**What needs to be done:**
Select from the records below every line that has the word "humana" in it.

▬▬▬

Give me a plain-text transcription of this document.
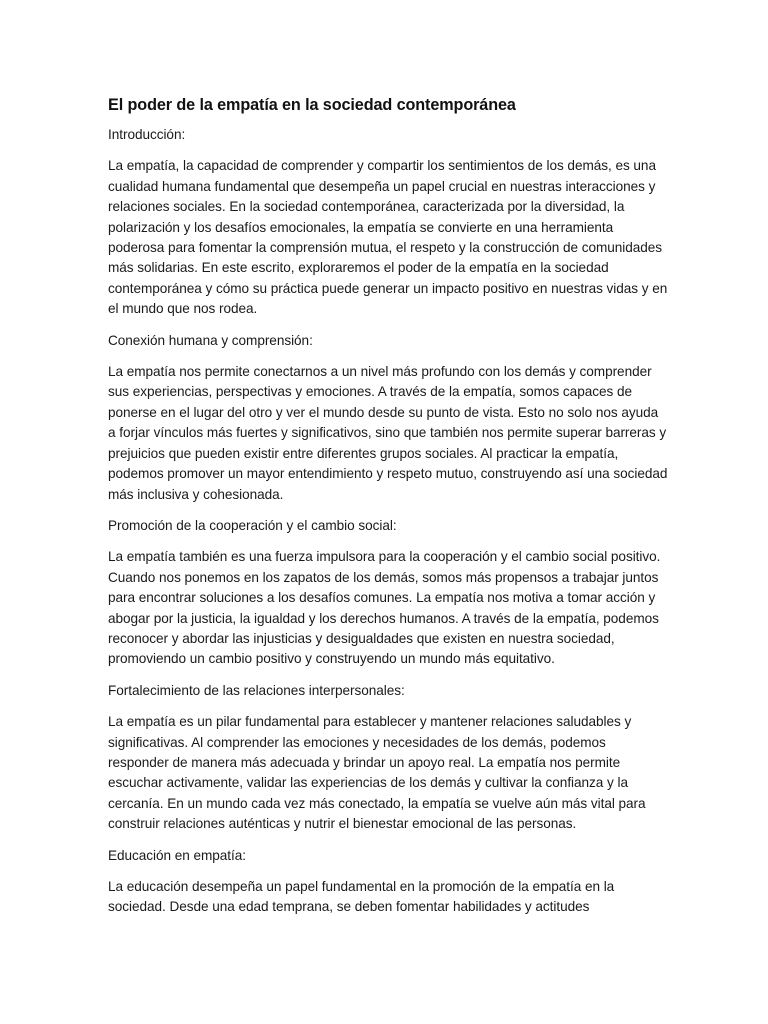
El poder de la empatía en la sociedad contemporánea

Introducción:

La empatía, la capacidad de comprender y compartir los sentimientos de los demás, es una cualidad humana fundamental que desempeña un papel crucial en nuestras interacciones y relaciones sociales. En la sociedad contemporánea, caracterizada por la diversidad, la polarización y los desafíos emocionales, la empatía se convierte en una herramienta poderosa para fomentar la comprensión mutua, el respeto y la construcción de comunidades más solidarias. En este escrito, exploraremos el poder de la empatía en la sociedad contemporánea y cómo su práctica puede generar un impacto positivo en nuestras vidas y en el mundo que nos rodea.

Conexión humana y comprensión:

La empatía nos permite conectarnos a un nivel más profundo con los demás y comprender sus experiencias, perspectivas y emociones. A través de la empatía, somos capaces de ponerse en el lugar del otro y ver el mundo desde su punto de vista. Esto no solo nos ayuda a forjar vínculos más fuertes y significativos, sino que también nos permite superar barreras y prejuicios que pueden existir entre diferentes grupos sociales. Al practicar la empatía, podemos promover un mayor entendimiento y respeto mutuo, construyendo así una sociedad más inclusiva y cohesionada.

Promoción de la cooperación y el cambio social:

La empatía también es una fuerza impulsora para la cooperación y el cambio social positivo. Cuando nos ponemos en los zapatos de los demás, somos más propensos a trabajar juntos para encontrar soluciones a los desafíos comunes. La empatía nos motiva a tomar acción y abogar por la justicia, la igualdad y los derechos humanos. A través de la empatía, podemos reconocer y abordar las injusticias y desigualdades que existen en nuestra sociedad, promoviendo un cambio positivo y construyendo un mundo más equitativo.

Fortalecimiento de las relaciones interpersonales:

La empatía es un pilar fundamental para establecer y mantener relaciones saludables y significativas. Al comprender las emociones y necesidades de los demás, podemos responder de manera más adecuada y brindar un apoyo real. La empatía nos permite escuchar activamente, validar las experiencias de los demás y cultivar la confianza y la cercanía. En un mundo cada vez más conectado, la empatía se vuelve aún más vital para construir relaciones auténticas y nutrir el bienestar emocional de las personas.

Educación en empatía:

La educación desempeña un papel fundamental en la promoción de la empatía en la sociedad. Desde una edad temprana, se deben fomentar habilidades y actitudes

▬▬▬

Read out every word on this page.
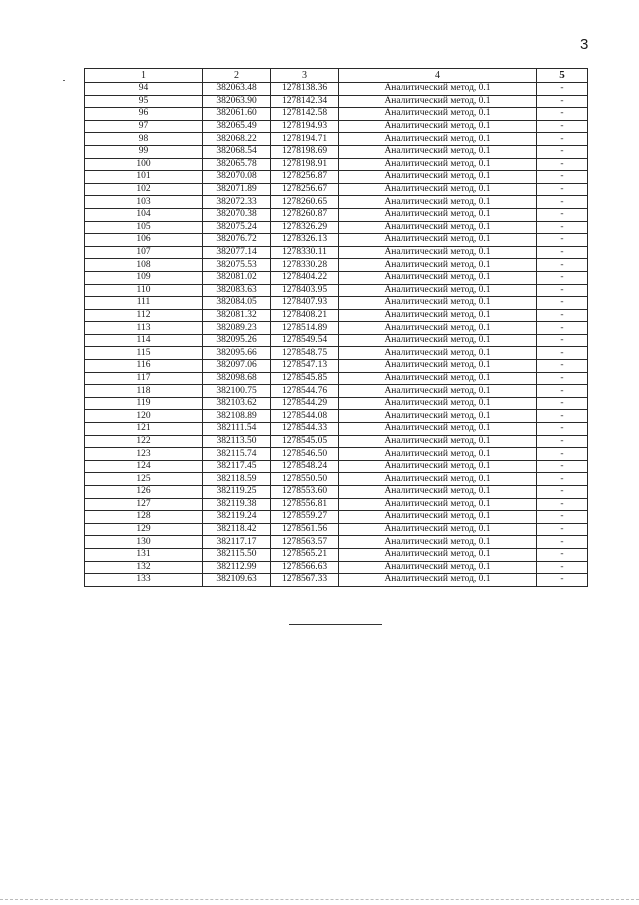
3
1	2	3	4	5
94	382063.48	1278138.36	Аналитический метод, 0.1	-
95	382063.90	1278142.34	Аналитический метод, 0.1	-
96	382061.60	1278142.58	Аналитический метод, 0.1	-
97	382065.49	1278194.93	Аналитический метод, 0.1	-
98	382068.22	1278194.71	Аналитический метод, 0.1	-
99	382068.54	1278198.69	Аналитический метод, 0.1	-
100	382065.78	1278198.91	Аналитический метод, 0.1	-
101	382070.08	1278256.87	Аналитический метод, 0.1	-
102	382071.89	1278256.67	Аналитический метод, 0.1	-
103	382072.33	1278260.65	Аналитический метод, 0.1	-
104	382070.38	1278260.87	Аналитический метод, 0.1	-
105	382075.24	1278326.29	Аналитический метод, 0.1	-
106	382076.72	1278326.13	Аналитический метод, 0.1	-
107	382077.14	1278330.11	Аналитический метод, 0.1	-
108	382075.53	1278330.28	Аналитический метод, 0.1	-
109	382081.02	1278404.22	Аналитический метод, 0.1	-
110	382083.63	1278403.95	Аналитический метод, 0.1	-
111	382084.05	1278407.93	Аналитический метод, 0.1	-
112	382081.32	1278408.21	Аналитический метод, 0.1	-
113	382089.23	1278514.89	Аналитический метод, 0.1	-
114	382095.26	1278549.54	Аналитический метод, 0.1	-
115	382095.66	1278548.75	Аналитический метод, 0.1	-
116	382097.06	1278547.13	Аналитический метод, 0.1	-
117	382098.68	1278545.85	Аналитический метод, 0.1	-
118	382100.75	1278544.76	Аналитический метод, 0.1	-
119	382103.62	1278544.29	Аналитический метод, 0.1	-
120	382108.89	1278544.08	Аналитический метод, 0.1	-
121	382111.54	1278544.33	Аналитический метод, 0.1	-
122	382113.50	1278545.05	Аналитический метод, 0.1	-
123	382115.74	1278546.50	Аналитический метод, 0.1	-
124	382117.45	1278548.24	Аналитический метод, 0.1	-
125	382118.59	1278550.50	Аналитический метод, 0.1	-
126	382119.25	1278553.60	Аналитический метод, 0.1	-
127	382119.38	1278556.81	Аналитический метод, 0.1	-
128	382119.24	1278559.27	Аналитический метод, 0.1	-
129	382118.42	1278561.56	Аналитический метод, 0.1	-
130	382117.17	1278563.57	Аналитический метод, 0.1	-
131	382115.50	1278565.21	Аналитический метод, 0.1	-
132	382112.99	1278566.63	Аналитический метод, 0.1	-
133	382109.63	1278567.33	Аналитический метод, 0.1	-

▬▬▬

**Exercise result:**
La empatía, la capacidad de comprender y compartir los sentimientos de los demás, es una cualidad humana fundamental que desempeña un papel crucial en nuestras interacciones y relaciones sociales. En la sociedad contemporánea, caracterizada por la diversidad, la polarización y los desafíos emocionales, la empatía se convierte en una herramienta poderosa para fomentar la comprensión mutua, el respeto y la construcción de comunidades más solidarias. En este escrito, exploraremos el poder de la empatía en la sociedad contemporánea y cómo su práctica puede generar un impacto positivo en nuestras vidas y en el mundo que nos rodea.
Conexión humana y comprensión:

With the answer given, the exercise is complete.